-------- Data extract --------

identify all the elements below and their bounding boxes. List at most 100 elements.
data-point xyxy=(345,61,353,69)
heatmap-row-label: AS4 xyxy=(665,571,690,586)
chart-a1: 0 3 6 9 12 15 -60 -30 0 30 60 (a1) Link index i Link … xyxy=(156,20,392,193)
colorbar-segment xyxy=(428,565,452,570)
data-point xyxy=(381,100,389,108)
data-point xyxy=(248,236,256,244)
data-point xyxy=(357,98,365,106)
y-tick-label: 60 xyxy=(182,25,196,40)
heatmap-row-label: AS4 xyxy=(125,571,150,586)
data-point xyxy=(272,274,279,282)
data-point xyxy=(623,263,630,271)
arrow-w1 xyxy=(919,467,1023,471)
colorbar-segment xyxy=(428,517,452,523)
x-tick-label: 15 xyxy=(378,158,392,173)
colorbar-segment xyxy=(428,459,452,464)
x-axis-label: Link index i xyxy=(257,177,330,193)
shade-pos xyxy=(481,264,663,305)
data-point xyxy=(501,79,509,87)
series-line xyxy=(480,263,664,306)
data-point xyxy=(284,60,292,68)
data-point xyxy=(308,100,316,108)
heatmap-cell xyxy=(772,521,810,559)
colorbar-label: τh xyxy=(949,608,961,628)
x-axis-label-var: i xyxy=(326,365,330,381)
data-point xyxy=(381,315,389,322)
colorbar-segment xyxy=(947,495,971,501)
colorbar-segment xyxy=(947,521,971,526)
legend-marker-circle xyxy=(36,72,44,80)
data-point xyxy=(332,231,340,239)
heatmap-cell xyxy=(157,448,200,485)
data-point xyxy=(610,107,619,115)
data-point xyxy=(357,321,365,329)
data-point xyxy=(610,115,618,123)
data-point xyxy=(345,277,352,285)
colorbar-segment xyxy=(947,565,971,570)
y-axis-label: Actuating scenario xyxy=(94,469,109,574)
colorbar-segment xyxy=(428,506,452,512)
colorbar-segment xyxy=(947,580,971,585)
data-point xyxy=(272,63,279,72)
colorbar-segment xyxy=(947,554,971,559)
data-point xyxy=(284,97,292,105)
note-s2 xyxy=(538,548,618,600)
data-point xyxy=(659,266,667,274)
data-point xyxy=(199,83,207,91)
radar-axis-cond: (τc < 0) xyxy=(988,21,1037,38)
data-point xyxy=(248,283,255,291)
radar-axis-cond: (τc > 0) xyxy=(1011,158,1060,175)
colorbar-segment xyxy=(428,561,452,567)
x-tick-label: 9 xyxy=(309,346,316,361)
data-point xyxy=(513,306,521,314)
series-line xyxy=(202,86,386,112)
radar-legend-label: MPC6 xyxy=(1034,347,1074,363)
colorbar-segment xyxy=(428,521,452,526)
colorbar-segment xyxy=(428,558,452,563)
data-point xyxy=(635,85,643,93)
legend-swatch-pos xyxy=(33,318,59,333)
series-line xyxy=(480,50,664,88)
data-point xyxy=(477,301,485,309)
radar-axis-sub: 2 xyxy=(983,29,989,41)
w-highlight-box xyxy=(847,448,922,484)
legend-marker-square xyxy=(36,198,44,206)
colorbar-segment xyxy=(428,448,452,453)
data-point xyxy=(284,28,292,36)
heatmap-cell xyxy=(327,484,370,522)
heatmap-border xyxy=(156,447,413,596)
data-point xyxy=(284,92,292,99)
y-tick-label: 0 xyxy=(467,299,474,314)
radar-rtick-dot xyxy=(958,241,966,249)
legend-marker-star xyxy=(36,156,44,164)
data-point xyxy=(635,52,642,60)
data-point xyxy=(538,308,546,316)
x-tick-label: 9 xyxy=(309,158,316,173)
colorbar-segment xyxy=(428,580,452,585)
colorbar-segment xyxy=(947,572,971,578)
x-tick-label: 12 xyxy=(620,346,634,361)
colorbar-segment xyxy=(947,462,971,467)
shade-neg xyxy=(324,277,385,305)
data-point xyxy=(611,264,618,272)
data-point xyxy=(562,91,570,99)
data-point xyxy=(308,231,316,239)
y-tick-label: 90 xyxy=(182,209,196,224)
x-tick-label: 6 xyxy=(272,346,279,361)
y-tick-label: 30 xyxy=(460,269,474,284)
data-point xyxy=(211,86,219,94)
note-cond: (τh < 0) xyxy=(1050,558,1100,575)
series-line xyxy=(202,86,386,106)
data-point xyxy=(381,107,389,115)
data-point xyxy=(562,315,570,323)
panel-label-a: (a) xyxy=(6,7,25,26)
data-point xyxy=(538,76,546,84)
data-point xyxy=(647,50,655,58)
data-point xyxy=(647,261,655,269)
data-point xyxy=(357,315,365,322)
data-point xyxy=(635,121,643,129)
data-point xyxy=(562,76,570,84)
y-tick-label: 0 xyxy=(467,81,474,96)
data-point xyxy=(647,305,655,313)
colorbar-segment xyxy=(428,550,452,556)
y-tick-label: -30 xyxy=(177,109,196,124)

--------

> Instructions for the task:
Reproduce every one of the lines above word for word, in the same order.

> Exercise answer:
identify all the elements below and their bounding boxes. List at most 100 elements.
data-point xyxy=(345,61,353,69)
heatmap-row-label: AS4 xyxy=(665,571,690,586)
chart-a1: 0 3 6 9 12 15 -60 -30 0 30 60 (a1) Link index i Link … xyxy=(156,20,392,193)
colorbar-segment xyxy=(428,565,452,570)
data-point xyxy=(381,100,389,108)
data-point xyxy=(248,236,256,244)
data-point xyxy=(357,98,365,106)
y-tick-label: 60 xyxy=(182,25,196,40)
heatmap-row-label: AS4 xyxy=(125,571,150,586)
data-point xyxy=(272,274,279,282)
data-point xyxy=(623,263,630,271)
arrow-w1 xyxy=(919,467,1023,471)
colorbar-segment xyxy=(428,517,452,523)
x-tick-label: 15 xyxy=(378,158,392,173)
colorbar-segment xyxy=(428,459,452,464)
x-axis-label: Link index i xyxy=(257,177,330,193)
shade-pos xyxy=(481,264,663,305)
data-point xyxy=(501,79,509,87)
series-line xyxy=(480,263,664,306)
data-point xyxy=(284,60,292,68)
data-point xyxy=(308,100,316,108)
heatmap-cell xyxy=(772,521,810,559)
colorbar-label: τh xyxy=(949,608,961,628)
x-axis-label-var: i xyxy=(326,365,330,381)
data-point xyxy=(381,315,389,322)
colorbar-segment xyxy=(947,495,971,501)
colorbar-segment xyxy=(947,521,971,526)
legend-marker-circle xyxy=(36,72,44,80)
data-point xyxy=(332,231,340,239)
heatmap-cell xyxy=(157,448,200,485)
data-point xyxy=(610,107,619,115)
data-point xyxy=(357,321,365,329)
data-point xyxy=(610,115,618,123)
data-point xyxy=(345,277,352,285)
colorbar-segment xyxy=(947,565,971,570)
y-axis-label: Actuating scenario xyxy=(94,469,109,574)
colorbar-segment xyxy=(428,506,452,512)
colorbar-segment xyxy=(947,580,971,585)
data-point xyxy=(272,63,279,72)
colorbar-segment xyxy=(947,554,971,559)
data-point xyxy=(284,97,292,105)
note-s2 xyxy=(538,548,618,600)
data-point xyxy=(659,266,667,274)
data-point xyxy=(199,83,207,91)
radar-axis-cond: (τc < 0) xyxy=(988,21,1037,38)
data-point xyxy=(248,283,255,291)
radar-axis-cond: (τc > 0) xyxy=(1011,158,1060,175)
colorbar-segment xyxy=(428,561,452,567)
x-tick-label: 9 xyxy=(309,346,316,361)
data-point xyxy=(513,306,521,314)
series-line xyxy=(202,86,386,112)
radar-legend-label: MPC6 xyxy=(1034,347,1074,363)
colorbar-segment xyxy=(428,521,452,526)
colorbar-segment xyxy=(428,558,452,563)
data-point xyxy=(635,85,643,93)
legend-swatch-pos xyxy=(33,318,59,333)
series-line xyxy=(480,50,664,88)
data-point xyxy=(477,301,485,309)
radar-axis-sub: 2 xyxy=(983,29,989,41)
w-highlight-box xyxy=(847,448,922,484)
legend-marker-square xyxy=(36,198,44,206)
colorbar-segment xyxy=(428,448,452,453)
data-point xyxy=(284,28,292,36)
heatmap-cell xyxy=(327,484,370,522)
heatmap-border xyxy=(156,447,413,596)
data-point xyxy=(284,92,292,99)
y-tick-label: 0 xyxy=(467,299,474,314)
radar-rtick-dot xyxy=(958,241,966,249)
legend-marker-star xyxy=(36,156,44,164)
data-point xyxy=(635,52,642,60)
data-point xyxy=(538,308,546,316)
x-tick-label: 9 xyxy=(309,158,316,173)
colorbar-segment xyxy=(428,580,452,585)
colorbar-segment xyxy=(947,572,971,578)
x-tick-label: 12 xyxy=(620,346,634,361)
colorbar-segment xyxy=(947,462,971,467)
shade-neg xyxy=(324,277,385,305)
data-point xyxy=(611,264,618,272)
data-point xyxy=(562,91,570,99)
data-point xyxy=(308,231,316,239)
y-tick-label: 90 xyxy=(182,209,196,224)
x-tick-label: 6 xyxy=(272,346,279,361)
y-tick-label: 30 xyxy=(460,269,474,284)
data-point xyxy=(211,86,219,94)
note-cond: (τh < 0) xyxy=(1050,558,1100,575)
series-line xyxy=(202,86,386,106)
data-point xyxy=(381,107,389,115)
data-point xyxy=(562,315,570,323)
panel-label-a: (a) xyxy=(6,7,25,26)
data-point xyxy=(538,76,546,84)
data-point xyxy=(647,50,655,58)
data-point xyxy=(647,261,655,269)
data-point xyxy=(357,315,365,322)
data-point xyxy=(635,121,643,129)
data-point xyxy=(562,76,570,84)
y-tick-label: 0 xyxy=(467,81,474,96)
data-point xyxy=(647,305,655,313)
colorbar-segment xyxy=(428,550,452,556)
y-tick-label: -30 xyxy=(177,109,196,124)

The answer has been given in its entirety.